--- Written task ---
Provide the data again in its entirety, exactly as given.

------ Data excerpts

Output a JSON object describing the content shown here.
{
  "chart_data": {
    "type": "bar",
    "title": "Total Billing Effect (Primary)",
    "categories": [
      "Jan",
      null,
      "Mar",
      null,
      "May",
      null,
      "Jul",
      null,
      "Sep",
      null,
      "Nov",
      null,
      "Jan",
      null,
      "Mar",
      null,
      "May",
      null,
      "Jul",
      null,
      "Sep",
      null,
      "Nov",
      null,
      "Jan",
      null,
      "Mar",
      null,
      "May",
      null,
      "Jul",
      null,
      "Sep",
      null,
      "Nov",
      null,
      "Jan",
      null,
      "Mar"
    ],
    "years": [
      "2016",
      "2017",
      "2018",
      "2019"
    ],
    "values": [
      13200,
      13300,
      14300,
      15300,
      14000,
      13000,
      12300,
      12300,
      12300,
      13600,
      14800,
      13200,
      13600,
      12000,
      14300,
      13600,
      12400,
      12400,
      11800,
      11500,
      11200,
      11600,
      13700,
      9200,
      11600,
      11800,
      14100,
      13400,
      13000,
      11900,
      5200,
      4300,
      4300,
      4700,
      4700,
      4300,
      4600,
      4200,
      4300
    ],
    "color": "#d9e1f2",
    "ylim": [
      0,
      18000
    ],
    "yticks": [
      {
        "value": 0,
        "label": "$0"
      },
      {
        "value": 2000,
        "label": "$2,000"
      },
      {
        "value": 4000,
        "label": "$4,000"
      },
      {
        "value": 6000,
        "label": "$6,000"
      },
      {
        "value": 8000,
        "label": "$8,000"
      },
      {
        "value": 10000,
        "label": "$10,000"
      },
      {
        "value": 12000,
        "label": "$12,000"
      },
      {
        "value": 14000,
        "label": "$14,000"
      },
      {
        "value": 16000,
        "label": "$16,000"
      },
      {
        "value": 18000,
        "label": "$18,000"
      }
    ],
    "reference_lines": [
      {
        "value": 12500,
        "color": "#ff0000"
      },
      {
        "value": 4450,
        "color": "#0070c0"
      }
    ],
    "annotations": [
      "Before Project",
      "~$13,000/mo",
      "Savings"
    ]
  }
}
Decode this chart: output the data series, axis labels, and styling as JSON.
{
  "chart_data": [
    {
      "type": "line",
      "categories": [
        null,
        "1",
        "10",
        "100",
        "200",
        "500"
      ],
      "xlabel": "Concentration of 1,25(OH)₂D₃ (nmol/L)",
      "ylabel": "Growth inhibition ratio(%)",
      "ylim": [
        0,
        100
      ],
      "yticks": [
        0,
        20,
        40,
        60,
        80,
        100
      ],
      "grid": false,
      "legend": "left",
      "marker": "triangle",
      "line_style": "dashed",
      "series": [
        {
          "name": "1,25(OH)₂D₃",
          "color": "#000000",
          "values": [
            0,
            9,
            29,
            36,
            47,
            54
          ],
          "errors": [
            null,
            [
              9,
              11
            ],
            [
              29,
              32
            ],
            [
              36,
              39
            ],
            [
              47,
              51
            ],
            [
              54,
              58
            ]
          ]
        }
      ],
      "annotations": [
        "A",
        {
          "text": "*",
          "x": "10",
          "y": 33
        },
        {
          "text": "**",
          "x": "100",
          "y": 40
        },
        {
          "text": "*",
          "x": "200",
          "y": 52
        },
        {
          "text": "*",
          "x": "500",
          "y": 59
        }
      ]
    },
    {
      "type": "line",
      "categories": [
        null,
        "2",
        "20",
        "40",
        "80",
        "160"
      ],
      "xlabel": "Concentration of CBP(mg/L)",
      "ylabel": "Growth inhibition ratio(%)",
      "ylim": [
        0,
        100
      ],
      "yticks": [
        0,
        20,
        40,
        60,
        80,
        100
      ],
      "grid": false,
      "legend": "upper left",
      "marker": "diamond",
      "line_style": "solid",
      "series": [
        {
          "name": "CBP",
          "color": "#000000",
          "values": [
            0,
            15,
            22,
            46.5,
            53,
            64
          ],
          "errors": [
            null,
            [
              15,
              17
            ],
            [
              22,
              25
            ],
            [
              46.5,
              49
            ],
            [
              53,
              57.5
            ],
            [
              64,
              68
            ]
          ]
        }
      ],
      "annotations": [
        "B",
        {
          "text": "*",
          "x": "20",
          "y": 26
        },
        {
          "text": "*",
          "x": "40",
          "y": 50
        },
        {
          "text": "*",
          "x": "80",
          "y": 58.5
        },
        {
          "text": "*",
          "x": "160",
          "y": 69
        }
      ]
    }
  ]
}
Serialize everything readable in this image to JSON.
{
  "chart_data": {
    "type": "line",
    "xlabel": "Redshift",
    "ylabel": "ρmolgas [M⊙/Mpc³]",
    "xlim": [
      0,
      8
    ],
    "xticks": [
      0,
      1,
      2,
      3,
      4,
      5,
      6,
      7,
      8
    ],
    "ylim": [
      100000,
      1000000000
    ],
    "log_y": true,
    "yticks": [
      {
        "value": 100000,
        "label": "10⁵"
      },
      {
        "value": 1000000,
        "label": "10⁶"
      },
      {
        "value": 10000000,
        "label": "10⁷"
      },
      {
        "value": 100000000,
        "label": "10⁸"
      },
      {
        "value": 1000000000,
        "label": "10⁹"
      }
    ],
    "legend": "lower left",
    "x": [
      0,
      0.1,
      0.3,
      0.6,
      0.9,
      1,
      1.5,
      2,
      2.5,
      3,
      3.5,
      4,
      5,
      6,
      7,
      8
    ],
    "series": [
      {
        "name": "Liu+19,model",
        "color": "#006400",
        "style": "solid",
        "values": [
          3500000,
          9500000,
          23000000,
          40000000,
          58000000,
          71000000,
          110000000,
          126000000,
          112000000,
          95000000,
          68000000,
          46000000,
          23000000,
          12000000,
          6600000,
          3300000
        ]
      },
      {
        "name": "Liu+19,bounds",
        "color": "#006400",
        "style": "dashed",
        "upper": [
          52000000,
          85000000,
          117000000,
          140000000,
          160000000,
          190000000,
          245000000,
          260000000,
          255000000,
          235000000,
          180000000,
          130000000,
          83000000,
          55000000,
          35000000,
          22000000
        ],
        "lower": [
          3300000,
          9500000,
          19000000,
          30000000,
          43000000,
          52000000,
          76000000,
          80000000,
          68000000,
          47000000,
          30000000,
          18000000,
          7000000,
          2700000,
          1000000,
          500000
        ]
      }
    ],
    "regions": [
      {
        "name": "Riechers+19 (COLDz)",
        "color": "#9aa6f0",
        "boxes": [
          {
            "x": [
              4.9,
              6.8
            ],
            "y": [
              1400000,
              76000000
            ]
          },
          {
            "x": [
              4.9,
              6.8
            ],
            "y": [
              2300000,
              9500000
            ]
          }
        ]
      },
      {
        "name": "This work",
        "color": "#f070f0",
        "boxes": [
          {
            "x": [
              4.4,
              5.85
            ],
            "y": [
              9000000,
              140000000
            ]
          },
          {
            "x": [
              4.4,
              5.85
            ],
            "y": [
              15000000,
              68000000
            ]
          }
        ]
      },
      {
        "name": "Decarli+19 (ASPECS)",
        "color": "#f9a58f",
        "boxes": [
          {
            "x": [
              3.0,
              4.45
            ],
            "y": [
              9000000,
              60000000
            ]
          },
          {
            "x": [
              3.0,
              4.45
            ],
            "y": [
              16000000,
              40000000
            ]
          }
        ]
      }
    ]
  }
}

------------

--- Answer to this exercise ---
Output a JSON object describing the content shown here.
{
  "chart_data": {
    "type": "bar",
    "title": "Total Billing Effect (Primary)",
    "categories": [
      "Jan",
      null,
      "Mar",
      null,
      "May",
      null,
      "Jul",
      null,
      "Sep",
      null,
      "Nov",
      null,
      "Jan",
      null,
      "Mar",
      null,
      "May",
      null,
      "Jul",
      null,
      "Sep",
      null,
      "Nov",
      null,
      "Jan",
      null,
      "Mar",
      null,
      "May",
      null,
      "Jul",
      null,
      "Sep",
      null,
      "Nov",
      null,
      "Jan",
      null,
      "Mar"
    ],
    "years": [
      "2016",
      "2017",
      "2018",
      "2019"
    ],
    "values": [
      13200,
      13300,
      14300,
      15300,
      14000,
      13000,
      12300,
      12300,
      12300,
      13600,
      14800,
      13200,
      13600,
      12000,
      14300,
      13600,
      12400,
      12400,
      11800,
      11500,
      11200,
      11600,
      13700,
      9200,
      11600,
      11800,
      14100,
      13400,
      13000,
      11900,
      5200,
      4300,
      4300,
      4700,
      4700,
      4300,
      4600,
      4200,
      4300
    ],
    "color": "#d9e1f2",
    "ylim": [
      0,
      18000
    ],
    "yticks": [
      {
        "value": 0,
        "label": "$0"
      },
      {
        "value": 2000,
        "label": "$2,000"
      },
      {
        "value": 4000,
        "label": "$4,000"
      },
      {
        "value": 6000,
        "label": "$6,000"
      },
      {
        "value": 8000,
        "label": "$8,000"
      },
      {
        "value": 10000,
        "label": "$10,000"
      },
      {
        "value": 12000,
        "label": "$12,000"
      },
      {
        "value": 14000,
        "label": "$14,000"
      },
      {
        "value": 16000,
        "label": "$16,000"
      },
      {
        "value": 18000,
        "label": "$18,000"
      }
    ],
    "reference_lines": [
      {
        "value": 12500,
        "color": "#ff0000"
      },
      {
        "value": 4450,
        "color": "#0070c0"
      }
    ],
    "annotations": [
      "Before Project",
      "~$13,000/mo",
      "Savings"
    ]
  }
}
Decode this chart: output the data series, axis labels, and styling as JSON.
{
  "chart_data": [
    {
      "type": "line",
      "categories": [
        null,
        "1",
        "10",
        "100",
        "200",
        "500"
      ],
      "xlabel": "Concentration of 1,25(OH)₂D₃ (nmol/L)",
      "ylabel": "Growth inhibition ratio(%)",
      "ylim": [
        0,
        100
      ],
      "yticks": [
        0,
        20,
        40,
        60,
        80,
        100
      ],
      "grid": false,
      "legend": "left",
      "marker": "triangle",
      "line_style": "dashed",
      "series": [
        {
          "name": "1,25(OH)₂D₃",
          "color": "#000000",
          "values": [
            0,
            9,
            29,
            36,
            47,
            54
          ],
          "errors": [
            null,
            [
              9,
              11
            ],
            [
              29,
              32
            ],
            [
              36,
              39
            ],
            [
              47,
              51
            ],
            [
              54,
              58
            ]
          ]
        }
      ],
      "annotations": [
        "A",
        {
          "text": "*",
          "x": "10",
          "y": 33
        },
        {
          "text": "**",
          "x": "100",
          "y": 40
        },
        {
          "text": "*",
          "x": "200",
          "y": 52
        },
        {
          "text": "*",
          "x": "500",
          "y": 59
        }
      ]
    },
    {
      "type": "line",
      "categories": [
        null,
        "2",
        "20",
        "40",
        "80",
        "160"
      ],
      "xlabel": "Concentration of CBP(mg/L)",
      "ylabel": "Growth inhibition ratio(%)",
      "ylim": [
        0,
        100
      ],
      "yticks": [
        0,
        20,
        40,
        60,
        80,
        100
      ],
      "grid": false,
      "legend": "upper left",
      "marker": "diamond",
      "line_style": "solid",
      "series": [
        {
          "name": "CBP",
          "color": "#000000",
          "values": [
            0,
            15,
            22,
            46.5,
            53,
            64
          ],
          "errors": [
            null,
            [
              15,
              17
            ],
            [
              22,
              25
            ],
            [
              46.5,
              49
            ],
            [
              53,
              57.5
            ],
            [
              64,
              68
            ]
          ]
        }
      ],
      "annotations": [
        "B",
        {
          "text": "*",
          "x": "20",
          "y": 26
        },
        {
          "text": "*",
          "x": "40",
          "y": 50
        },
        {
          "text": "*",
          "x": "80",
          "y": 58.5
        },
        {
          "text": "*",
          "x": "160",
          "y": 69
        }
      ]
    }
  ]
}
Serialize everything readable in this image to JSON.
{
  "chart_data": {
    "type": "line",
    "xlabel": "Redshift",
    "ylabel": "ρmolgas [M⊙/Mpc³]",
    "xlim": [
      0,
      8
    ],
    "xticks": [
      0,
      1,
      2,
      3,
      4,
      5,
      6,
      7,
      8
    ],
    "ylim": [
      100000,
      1000000000
    ],
    "log_y": true,
    "yticks": [
      {
        "value": 100000,
        "label": "10⁵"
      },
      {
        "value": 1000000,
        "label": "10⁶"
      },
      {
        "value": 10000000,
        "label": "10⁷"
      },
      {
        "value": 100000000,
        "label": "10⁸"
      },
      {
        "value": 1000000000,
        "label": "10⁹"
      }
    ],
    "legend": "lower left",
    "x": [
      0,
      0.1,
      0.3,
      0.6,
      0.9,
      1,
      1.5,
      2,
      2.5,
      3,
      3.5,
      4,
      5,
      6,
      7,
      8
    ],
    "series": [
      {
        "name": "Liu+19,model",
        "color": "#006400",
        "style": "solid",
        "values": [
          3500000,
          9500000,
          23000000,
          40000000,
          58000000,
          71000000,
          110000000,
          126000000,
          112000000,
          95000000,
          68000000,
          46000000,
          23000000,
          12000000,
          6600000,
          3300000
        ]
      },
      {
        "name": "Liu+19,bounds",
        "color": "#006400",
        "style": "dashed",
        "upper": [
          52000000,
          85000000,
          117000000,
          140000000,
          160000000,
          190000000,
          245000000,
          260000000,
          255000000,
          235000000,
          180000000,
          130000000,
          83000000,
          55000000,
          35000000,
          22000000
        ],
        "lower": [
          3300000,
          9500000,
          19000000,
          30000000,
          43000000,
          52000000,
          76000000,
          80000000,
          68000000,
          47000000,
          30000000,
          18000000,
          7000000,
          2700000,
          1000000,
          500000
        ]
      }
    ],
    "regions": [
      {
        "name": "Riechers+19 (COLDz)",
        "color": "#9aa6f0",
        "boxes": [
          {
            "x": [
              4.9,
              6.8
            ],
            "y": [
              1400000,
              76000000
            ]
          },
          {
            "x": [
              4.9,
              6.8
            ],
            "y": [
              2300000,
              9500000
            ]
          }
        ]
      },
      {
        "name": "This work",
        "color": "#f070f0",
        "boxes": [
          {
            "x": [
              4.4,
              5.85
            ],
            "y": [
              9000000,
              140000000
            ]
          },
          {
            "x": [
              4.4,
              5.85
            ],
            "y": [
              15000000,
              68000000
            ]
          }
        ]
      },
      {
        "name": "Decarli+19 (ASPECS)",
        "color": "#f9a58f",
        "boxes": [
          {
            "x": [
              3.0,
              4.45
            ],
            "y": [
              9000000,
              60000000
            ]
          },
          {
            "x": [
              3.0,
              4.45
            ],
            "y": [
              16000000,
              40000000
            ]
          }
        ]
      }
    ]
  }
}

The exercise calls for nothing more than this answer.